*Short exercise*
Leave out the pictures; transcribe all else exactly.
%%
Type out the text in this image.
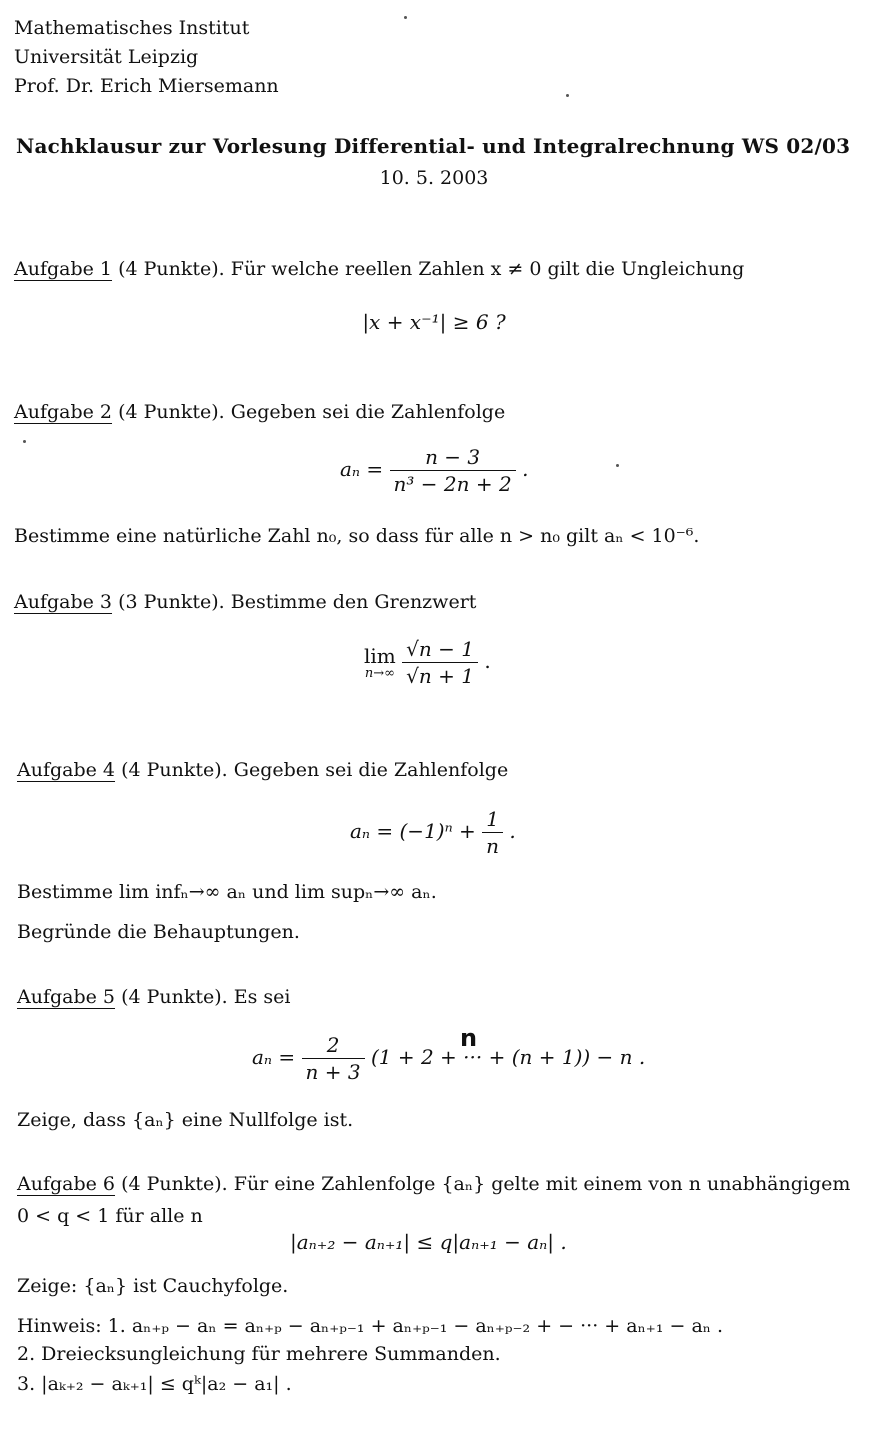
Mathematisches Institut
Universität Leipzig
Prof. Dr. Erich Miersemann
Nachklausur zur Vorlesung Differential- und Integralrechnung WS 02/03
10. 5. 2003
Aufgabe 1 (4 Punkte). Für welche reellen Zahlen x ≠ 0 gilt die Ungleichung
|x + x⁻¹| ≥ 6 ?
Aufgabe 2 (4 Punkte). Gegeben sei die Zahlenfolge
$a_n = \frac{n - 3}{\text{n³ − 2n + 2}}$ .
Bestimme eine natürliche Zahl n₀, so dass für alle n > n₀ gilt aₙ < 10⁻⁶.
Aufgabe 3 (3 Punkte). Bestimme den Grenzwert
lim
n→∞
$\frac{√n - 1}{√n + 1}$ .
Aufgabe 4 (4 Punkte). Gegeben sei die Zahlenfolge
$a_n = (-1)^n + \frac{1}{n}$ .
Bestimme lim infₙ→∞ aₙ und lim supₙ→∞ aₙ.
Begründe die Behauptungen.
Aufgabe 5 (4 Punkte). Es sei
n
$a_n = \frac{2}{n + 3} (1 + 2$ + ··· + (n + 1)) − n .
Zeige, dass {aₙ} eine Nullfolge ist.
Aufgabe 6 (4 Punkte). Für eine Zahlenfolge {aₙ} gelte mit einem von n unabhängigem
0 < q < 1 für alle n
|aₙ₊₂ − aₙ₊₁| ≤ q|aₙ₊₁ − aₙ| .
Zeige: {aₙ} ist Cauchyfolge.
Hinweis: 1. aₙ₊ₚ − aₙ = aₙ₊ₚ − aₙ₊ₚ₋₁ + aₙ₊ₚ₋₁ − aₙ₊ₚ₋₂ + − ··· + aₙ₊₁ − aₙ .
2. Dreiecksungleichung für mehrere Summanden.
3. |aₖ₊₂ − aₖ₊₁| ≤ qᵏ|a₂ − a₁| .
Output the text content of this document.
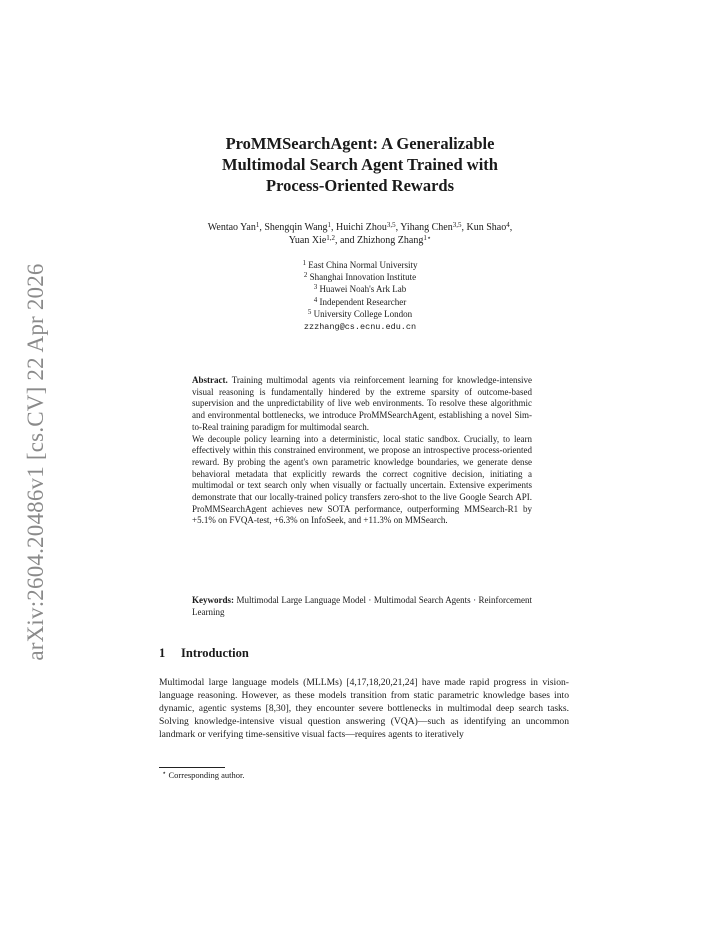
arXiv:2604.20486v1 [cs.CV] 22 Apr 2026
ProMMSearchAgent: A Generalizable
Multimodal Search Agent Trained with
Process-Oriented Rewards
Wentao Yan$^1$, Shengqin Wang$^1$, Huichi Zhou$^{3,5}$, Yihang Chen$^{3,5}$, Kun Shao$^4$,
Yuan Xie$^{1,2}$, and Zhizhong Zhang$^{1⋆}$
$^1$ East China Normal University
$^2$ Shanghai Innovation Institute
$^3$ Huawei Noah's Ark Lab
$^4$ Independent Researcher
$^5$ University College London
zzzhang@cs.ecnu.edu.cn

Abstract. Training multimodal agents via reinforcement learning for knowledge-intensive visual reasoning is fundamentally hindered by the extreme sparsity of outcome-based supervision and the unpredictability of live web environments. To resolve these algorithmic and environmental bottlenecks, we introduce ProMMSearchAgent, establishing a novel Sim-to-Real training paradigm for multimodal search.

We decouple policy learning into a deterministic, local static sandbox. Crucially, to learn effectively within this constrained environment, we propose an introspective process-oriented reward. By probing the agent's own parametric knowledge boundaries, we generate dense behavioral metadata that explicitly rewards the correct cognitive decision, initiating a multimodal or text search only when visually or factually uncertain. Extensive experiments demonstrate that our locally-trained policy transfers zero-shot to the live Google Search API. ProMMSearchAgent achieves new SOTA performance, outperforming MMSearch-R1 by +5.1% on FVQA-test, +6.3% on InfoSeek, and +11.3% on MMSearch.

Keywords: Multimodal Large Language Model · Multimodal Search Agents · Reinforcement Learning
1 Introduction

Multimodal large language models (MLLMs) [4,17,18,20,21,24] have made rapid progress in vision-language reasoning. However, as these models transition from static parametric knowledge bases into dynamic, agentic systems [8,30], they encounter severe bottlenecks in multimodal deep search tasks. Solving knowledge-intensive visual question answering (VQA)—such as identifying an uncommon landmark or verifying time-sensitive visual facts—requires agents to iteratively

⋆ Corresponding author.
%%
*Finished answer*
Type out the text in this image.
Mathematisches Institut
Universität Leipzig
Prof. Dr. Erich Miersemann
Nachklausur zur Vorlesung Differential- und Integralrechnung WS 02/03
10. 5. 2003
Aufgabe 1 (4 Punkte). Für welche reellen Zahlen x ≠ 0 gilt die Ungleichung
|x + x⁻¹| ≥ 6 ?
Aufgabe 2 (4 Punkte). Gegeben sei die Zahlenfolge
$a_n = \frac{n - 3}{\text{n³ − 2n + 2}}$ .
Bestimme eine natürliche Zahl n₀, so dass für alle n > n₀ gilt aₙ < 10⁻⁶.
Aufgabe 3 (3 Punkte). Bestimme den Grenzwert
lim
n→∞
$\frac{√n - 1}{√n + 1}$ .
Aufgabe 4 (4 Punkte). Gegeben sei die Zahlenfolge
$a_n = (-1)^n + \frac{1}{n}$ .
Bestimme lim infₙ→∞ aₙ und lim supₙ→∞ aₙ.
Begründe die Behauptungen.
Aufgabe 5 (4 Punkte). Es sei
n
$a_n = \frac{2}{n + 3} (1 + 2$ + ··· + (n + 1)) − n .
Zeige, dass {aₙ} eine Nullfolge ist.
Aufgabe 6 (4 Punkte). Für eine Zahlenfolge {aₙ} gelte mit einem von n unabhängigem
0 < q < 1 für alle n
|aₙ₊₂ − aₙ₊₁| ≤ q|aₙ₊₁ − aₙ| .
Zeige: {aₙ} ist Cauchyfolge.
Hinweis: 1. aₙ₊ₚ − aₙ = aₙ₊ₚ − aₙ₊ₚ₋₁ + aₙ₊ₚ₋₁ − aₙ₊ₚ₋₂ + − ··· + aₙ₊₁ − aₙ .
2. Dreiecksungleichung für mehrere Summanden.
3. |aₖ₊₂ − aₖ₊₁| ≤ qᵏ|a₂ − a₁| .
Output the text content of this document.
arXiv:2604.20486v1 [cs.CV] 22 Apr 2026
ProMMSearchAgent: A Generalizable
Multimodal Search Agent Trained with
Process-Oriented Rewards
Wentao Yan$^1$, Shengqin Wang$^1$, Huichi Zhou$^{3,5}$, Yihang Chen$^{3,5}$, Kun Shao$^4$,
Yuan Xie$^{1,2}$, and Zhizhong Zhang$^{1⋆}$
$^1$ East China Normal University
$^2$ Shanghai Innovation Institute
$^3$ Huawei Noah's Ark Lab
$^4$ Independent Researcher
$^5$ University College London
zzzhang@cs.ecnu.edu.cn

Abstract. Training multimodal agents via reinforcement learning for knowledge-intensive visual reasoning is fundamentally hindered by the extreme sparsity of outcome-based supervision and the unpredictability of live web environments. To resolve these algorithmic and environmental bottlenecks, we introduce ProMMSearchAgent, establishing a novel Sim-to-Real training paradigm for multimodal search.

We decouple policy learning into a deterministic, local static sandbox. Crucially, to learn effectively within this constrained environment, we propose an introspective process-oriented reward. By probing the agent's own parametric knowledge boundaries, we generate dense behavioral metadata that explicitly rewards the correct cognitive decision, initiating a multimodal or text search only when visually or factually uncertain. Extensive experiments demonstrate that our locally-trained policy transfers zero-shot to the live Google Search API. ProMMSearchAgent achieves new SOTA performance, outperforming MMSearch-R1 by +5.1% on FVQA-test, +6.3% on InfoSeek, and +11.3% on MMSearch.

Keywords: Multimodal Large Language Model · Multimodal Search Agents · Reinforcement Learning
1 Introduction

Multimodal large language models (MLLMs) [4,17,18,20,21,24] have made rapid progress in vision-language reasoning. However, as these models transition from static parametric knowledge bases into dynamic, agentic systems [8,30], they encounter severe bottlenecks in multimodal deep search tasks. Solving knowledge-intensive visual question answering (VQA)—such as identifying an uncommon landmark or verifying time-sensitive visual facts—requires agents to iteratively

⋆ Corresponding author.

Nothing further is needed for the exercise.